Your instructions: Wherever the string "Over" appears in the listing, copy that line.

Available data:
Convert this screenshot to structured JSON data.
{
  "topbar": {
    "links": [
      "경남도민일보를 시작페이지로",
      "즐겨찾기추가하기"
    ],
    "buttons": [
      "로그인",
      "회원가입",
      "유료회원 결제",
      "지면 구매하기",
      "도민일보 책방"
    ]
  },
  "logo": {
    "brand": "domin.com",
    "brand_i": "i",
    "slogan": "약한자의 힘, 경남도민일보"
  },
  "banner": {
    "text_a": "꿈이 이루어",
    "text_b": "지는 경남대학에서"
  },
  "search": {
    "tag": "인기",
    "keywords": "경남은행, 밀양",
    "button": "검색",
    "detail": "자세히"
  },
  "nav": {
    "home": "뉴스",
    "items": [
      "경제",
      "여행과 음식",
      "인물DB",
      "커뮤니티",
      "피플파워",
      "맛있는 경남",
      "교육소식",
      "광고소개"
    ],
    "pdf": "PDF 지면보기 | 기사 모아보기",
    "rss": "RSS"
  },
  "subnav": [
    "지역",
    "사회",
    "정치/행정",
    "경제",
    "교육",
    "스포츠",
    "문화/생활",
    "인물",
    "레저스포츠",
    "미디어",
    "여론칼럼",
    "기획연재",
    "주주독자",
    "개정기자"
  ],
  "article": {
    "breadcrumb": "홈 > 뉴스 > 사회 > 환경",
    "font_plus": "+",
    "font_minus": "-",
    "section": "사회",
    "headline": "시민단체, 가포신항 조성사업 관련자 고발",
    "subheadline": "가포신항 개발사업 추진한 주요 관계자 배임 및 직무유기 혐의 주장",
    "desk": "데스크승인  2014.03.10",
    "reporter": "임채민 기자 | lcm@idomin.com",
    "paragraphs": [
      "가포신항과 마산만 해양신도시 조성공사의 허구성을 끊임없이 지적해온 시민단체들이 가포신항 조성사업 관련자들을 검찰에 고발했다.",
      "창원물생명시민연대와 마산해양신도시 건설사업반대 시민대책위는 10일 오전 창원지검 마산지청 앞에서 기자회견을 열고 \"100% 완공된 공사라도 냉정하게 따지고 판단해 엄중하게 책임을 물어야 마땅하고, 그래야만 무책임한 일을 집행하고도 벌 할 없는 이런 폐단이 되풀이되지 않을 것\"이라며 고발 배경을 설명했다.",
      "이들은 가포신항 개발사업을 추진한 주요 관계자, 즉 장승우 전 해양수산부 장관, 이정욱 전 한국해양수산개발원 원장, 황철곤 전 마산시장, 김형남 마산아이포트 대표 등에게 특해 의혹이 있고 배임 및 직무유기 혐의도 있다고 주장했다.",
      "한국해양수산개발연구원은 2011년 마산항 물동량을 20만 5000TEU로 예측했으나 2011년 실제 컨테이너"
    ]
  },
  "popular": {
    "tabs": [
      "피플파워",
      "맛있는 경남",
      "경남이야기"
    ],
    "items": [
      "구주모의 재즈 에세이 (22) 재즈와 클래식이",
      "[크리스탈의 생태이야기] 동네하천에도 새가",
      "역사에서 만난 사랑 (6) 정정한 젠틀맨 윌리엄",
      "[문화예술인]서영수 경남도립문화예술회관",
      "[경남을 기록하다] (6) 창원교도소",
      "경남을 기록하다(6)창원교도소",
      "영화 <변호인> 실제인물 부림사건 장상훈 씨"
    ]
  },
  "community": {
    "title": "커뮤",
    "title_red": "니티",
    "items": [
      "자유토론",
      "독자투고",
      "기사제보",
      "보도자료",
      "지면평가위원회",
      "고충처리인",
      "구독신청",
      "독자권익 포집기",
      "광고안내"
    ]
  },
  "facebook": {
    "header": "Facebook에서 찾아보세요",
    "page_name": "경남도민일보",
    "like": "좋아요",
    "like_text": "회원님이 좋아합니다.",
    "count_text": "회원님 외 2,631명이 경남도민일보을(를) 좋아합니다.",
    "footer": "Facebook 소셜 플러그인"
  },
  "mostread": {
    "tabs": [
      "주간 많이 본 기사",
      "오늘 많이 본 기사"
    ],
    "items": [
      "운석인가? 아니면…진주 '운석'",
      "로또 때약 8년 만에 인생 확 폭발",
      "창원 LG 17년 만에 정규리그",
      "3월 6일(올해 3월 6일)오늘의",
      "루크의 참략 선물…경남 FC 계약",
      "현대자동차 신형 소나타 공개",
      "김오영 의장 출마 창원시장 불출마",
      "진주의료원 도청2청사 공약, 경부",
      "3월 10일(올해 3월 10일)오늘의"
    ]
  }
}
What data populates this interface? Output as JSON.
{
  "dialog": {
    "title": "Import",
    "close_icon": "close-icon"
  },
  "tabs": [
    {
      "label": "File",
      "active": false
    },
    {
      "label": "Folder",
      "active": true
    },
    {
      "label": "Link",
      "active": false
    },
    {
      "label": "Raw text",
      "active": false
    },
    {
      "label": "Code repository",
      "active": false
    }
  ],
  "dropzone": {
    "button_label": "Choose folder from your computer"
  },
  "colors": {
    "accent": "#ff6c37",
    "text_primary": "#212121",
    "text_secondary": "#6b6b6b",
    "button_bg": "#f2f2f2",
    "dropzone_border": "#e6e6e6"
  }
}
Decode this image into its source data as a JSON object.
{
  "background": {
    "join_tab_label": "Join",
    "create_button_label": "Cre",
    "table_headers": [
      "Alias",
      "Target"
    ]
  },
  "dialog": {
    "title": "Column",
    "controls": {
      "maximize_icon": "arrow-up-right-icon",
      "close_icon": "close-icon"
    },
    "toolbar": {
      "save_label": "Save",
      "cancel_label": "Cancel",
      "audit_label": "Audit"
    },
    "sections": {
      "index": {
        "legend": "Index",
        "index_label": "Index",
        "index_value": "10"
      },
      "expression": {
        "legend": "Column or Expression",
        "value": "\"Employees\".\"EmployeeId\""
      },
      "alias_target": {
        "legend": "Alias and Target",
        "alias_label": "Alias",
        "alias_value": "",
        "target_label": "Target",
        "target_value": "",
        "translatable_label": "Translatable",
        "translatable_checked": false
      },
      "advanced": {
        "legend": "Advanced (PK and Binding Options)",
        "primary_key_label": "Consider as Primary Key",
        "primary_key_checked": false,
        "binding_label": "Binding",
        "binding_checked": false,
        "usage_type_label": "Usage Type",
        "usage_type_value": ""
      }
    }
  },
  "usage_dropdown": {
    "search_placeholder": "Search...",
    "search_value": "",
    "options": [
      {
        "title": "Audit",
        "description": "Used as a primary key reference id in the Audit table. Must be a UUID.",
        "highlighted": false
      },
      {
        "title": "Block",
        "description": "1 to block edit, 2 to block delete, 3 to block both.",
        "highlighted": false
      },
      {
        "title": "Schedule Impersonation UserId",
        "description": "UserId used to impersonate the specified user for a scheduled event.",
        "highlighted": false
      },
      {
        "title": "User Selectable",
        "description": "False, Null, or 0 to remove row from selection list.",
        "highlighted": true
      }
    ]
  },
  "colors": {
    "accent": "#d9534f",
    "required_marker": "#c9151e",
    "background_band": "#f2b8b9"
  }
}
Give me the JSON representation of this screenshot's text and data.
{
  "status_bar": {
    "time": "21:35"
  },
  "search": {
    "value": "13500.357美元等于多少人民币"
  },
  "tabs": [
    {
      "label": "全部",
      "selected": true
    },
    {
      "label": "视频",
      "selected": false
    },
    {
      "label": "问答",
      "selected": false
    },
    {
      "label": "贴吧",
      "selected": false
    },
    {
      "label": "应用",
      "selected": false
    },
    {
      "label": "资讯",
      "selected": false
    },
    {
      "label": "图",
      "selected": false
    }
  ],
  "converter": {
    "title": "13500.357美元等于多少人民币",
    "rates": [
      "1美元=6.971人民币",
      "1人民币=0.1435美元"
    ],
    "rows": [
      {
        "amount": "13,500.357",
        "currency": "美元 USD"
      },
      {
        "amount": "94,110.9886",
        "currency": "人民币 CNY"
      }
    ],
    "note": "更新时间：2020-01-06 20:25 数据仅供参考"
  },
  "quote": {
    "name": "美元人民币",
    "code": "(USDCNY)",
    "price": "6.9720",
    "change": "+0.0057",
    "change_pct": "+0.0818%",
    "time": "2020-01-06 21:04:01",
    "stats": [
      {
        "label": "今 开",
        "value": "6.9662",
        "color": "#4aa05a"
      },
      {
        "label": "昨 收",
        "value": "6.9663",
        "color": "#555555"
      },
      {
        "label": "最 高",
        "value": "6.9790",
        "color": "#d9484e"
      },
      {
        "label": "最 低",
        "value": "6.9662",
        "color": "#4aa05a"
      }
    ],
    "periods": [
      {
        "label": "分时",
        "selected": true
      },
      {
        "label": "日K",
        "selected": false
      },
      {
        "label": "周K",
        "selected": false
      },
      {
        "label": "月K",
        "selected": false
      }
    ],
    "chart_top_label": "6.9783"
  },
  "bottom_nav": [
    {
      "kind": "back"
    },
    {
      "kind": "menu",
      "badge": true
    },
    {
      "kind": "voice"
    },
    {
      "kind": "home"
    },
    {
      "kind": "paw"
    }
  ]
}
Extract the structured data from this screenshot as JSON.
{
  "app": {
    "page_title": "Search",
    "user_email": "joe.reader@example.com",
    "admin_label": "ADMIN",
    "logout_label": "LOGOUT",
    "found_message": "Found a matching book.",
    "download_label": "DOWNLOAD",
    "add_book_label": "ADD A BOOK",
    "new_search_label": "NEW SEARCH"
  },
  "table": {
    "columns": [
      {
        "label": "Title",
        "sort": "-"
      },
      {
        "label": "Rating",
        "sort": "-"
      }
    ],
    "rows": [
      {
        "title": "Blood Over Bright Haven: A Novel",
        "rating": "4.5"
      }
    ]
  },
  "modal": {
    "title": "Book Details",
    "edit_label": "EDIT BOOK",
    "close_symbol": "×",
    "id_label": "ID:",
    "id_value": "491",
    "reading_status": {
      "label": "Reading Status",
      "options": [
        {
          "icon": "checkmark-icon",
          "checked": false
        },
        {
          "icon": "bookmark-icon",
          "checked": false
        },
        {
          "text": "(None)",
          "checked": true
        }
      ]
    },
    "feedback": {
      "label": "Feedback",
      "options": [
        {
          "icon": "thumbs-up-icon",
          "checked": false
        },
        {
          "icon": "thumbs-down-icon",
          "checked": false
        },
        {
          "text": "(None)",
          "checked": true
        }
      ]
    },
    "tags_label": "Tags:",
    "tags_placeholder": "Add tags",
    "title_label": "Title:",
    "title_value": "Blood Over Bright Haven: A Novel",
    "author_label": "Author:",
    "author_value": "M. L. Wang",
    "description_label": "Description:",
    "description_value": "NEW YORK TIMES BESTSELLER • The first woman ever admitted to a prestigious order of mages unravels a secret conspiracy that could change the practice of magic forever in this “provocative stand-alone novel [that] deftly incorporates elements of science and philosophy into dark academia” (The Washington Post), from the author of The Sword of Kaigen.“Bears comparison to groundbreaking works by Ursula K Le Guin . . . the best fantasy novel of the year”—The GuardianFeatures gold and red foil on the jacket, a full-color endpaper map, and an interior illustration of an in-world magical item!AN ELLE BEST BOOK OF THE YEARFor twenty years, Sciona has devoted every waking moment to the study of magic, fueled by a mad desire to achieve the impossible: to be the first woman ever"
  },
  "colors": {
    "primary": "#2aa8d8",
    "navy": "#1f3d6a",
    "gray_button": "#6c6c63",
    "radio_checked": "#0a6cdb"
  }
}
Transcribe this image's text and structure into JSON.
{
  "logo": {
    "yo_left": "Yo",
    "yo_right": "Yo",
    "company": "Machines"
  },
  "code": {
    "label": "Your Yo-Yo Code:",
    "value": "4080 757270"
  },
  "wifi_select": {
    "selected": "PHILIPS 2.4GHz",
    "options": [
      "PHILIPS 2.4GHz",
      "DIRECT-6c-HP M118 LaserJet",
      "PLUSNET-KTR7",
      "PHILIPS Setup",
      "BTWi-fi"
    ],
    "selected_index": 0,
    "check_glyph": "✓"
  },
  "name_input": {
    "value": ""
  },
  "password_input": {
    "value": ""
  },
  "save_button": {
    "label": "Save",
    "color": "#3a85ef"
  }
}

Exercise result:
        "title": "Blood Over Bright Haven: A Novel",
    "title_value": "Blood Over Bright Haven: A Novel",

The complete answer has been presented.